▶ [WRITTEN TASK]:
Repeat all entries exactly.

▶ [ENTRIES SHOWN]:
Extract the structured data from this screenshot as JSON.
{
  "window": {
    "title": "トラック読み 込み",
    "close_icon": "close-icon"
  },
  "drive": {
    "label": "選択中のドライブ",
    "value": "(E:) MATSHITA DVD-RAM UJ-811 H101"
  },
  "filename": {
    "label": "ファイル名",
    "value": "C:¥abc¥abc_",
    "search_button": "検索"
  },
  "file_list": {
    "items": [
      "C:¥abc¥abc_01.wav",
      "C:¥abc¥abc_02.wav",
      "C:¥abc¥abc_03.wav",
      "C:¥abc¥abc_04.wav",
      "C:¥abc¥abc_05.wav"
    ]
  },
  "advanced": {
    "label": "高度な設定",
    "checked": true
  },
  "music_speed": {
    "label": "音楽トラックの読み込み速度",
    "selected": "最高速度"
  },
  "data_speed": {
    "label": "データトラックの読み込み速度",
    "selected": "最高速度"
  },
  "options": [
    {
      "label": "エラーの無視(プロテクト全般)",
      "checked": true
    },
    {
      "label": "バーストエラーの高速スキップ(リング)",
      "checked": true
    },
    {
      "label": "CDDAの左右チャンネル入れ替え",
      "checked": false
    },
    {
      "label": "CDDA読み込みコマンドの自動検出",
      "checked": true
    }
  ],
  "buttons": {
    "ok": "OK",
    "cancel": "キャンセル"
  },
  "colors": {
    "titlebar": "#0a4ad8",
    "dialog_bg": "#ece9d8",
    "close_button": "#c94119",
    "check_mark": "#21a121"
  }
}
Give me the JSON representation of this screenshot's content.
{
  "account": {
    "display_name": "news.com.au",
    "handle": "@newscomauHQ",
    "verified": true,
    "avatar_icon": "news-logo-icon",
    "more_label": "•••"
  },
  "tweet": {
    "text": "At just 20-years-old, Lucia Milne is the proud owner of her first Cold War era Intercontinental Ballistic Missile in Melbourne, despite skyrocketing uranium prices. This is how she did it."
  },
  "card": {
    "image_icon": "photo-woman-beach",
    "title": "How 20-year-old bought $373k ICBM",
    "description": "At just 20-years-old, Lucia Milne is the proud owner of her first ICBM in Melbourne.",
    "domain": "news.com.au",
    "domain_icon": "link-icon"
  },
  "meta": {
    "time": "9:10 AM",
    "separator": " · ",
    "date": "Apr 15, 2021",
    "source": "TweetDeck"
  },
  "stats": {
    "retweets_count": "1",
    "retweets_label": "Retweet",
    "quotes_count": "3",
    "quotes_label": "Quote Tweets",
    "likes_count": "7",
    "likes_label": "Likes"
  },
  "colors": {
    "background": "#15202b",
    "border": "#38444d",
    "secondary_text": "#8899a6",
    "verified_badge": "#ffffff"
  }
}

▶ [SOLUTION FOR THIS EXERCISE]:
Extract the structured data from this screenshot as JSON.
{
  "window": {
    "title": "トラック読み 込み",
    "close_icon": "close-icon"
  },
  "drive": {
    "label": "選択中のドライブ",
    "value": "(E:) MATSHITA DVD-RAM UJ-811 H101"
  },
  "filename": {
    "label": "ファイル名",
    "value": "C:¥abc¥abc_",
    "search_button": "検索"
  },
  "file_list": {
    "items": [
      "C:¥abc¥abc_01.wav",
      "C:¥abc¥abc_02.wav",
      "C:¥abc¥abc_03.wav",
      "C:¥abc¥abc_04.wav",
      "C:¥abc¥abc_05.wav"
    ]
  },
  "advanced": {
    "label": "高度な設定",
    "checked": true
  },
  "music_speed": {
    "label": "音楽トラックの読み込み速度",
    "selected": "最高速度"
  },
  "data_speed": {
    "label": "データトラックの読み込み速度",
    "selected": "最高速度"
  },
  "options": [
    {
      "label": "エラーの無視(プロテクト全般)",
      "checked": true
    },
    {
      "label": "バーストエラーの高速スキップ(リング)",
      "checked": true
    },
    {
      "label": "CDDAの左右チャンネル入れ替え",
      "checked": false
    },
    {
      "label": "CDDA読み込みコマンドの自動検出",
      "checked": true
    }
  ],
  "buttons": {
    "ok": "OK",
    "cancel": "キャンセル"
  },
  "colors": {
    "titlebar": "#0a4ad8",
    "dialog_bg": "#ece9d8",
    "close_button": "#c94119",
    "check_mark": "#21a121"
  }
}
Give me the JSON representation of this screenshot's content.
{
  "account": {
    "display_name": "news.com.au",
    "handle": "@newscomauHQ",
    "verified": true,
    "avatar_icon": "news-logo-icon",
    "more_label": "•••"
  },
  "tweet": {
    "text": "At just 20-years-old, Lucia Milne is the proud owner of her first Cold War era Intercontinental Ballistic Missile in Melbourne, despite skyrocketing uranium prices. This is how she did it."
  },
  "card": {
    "image_icon": "photo-woman-beach",
    "title": "How 20-year-old bought $373k ICBM",
    "description": "At just 20-years-old, Lucia Milne is the proud owner of her first ICBM in Melbourne.",
    "domain": "news.com.au",
    "domain_icon": "link-icon"
  },
  "meta": {
    "time": "9:10 AM",
    "separator": " · ",
    "date": "Apr 15, 2021",
    "source": "TweetDeck"
  },
  "stats": {
    "retweets_count": "1",
    "retweets_label": "Retweet",
    "quotes_count": "3",
    "quotes_label": "Quote Tweets",
    "likes_count": "7",
    "likes_label": "Likes"
  },
  "colors": {
    "background": "#15202b",
    "border": "#38444d",
    "secondary_text": "#8899a6",
    "verified_badge": "#ffffff"
  }
}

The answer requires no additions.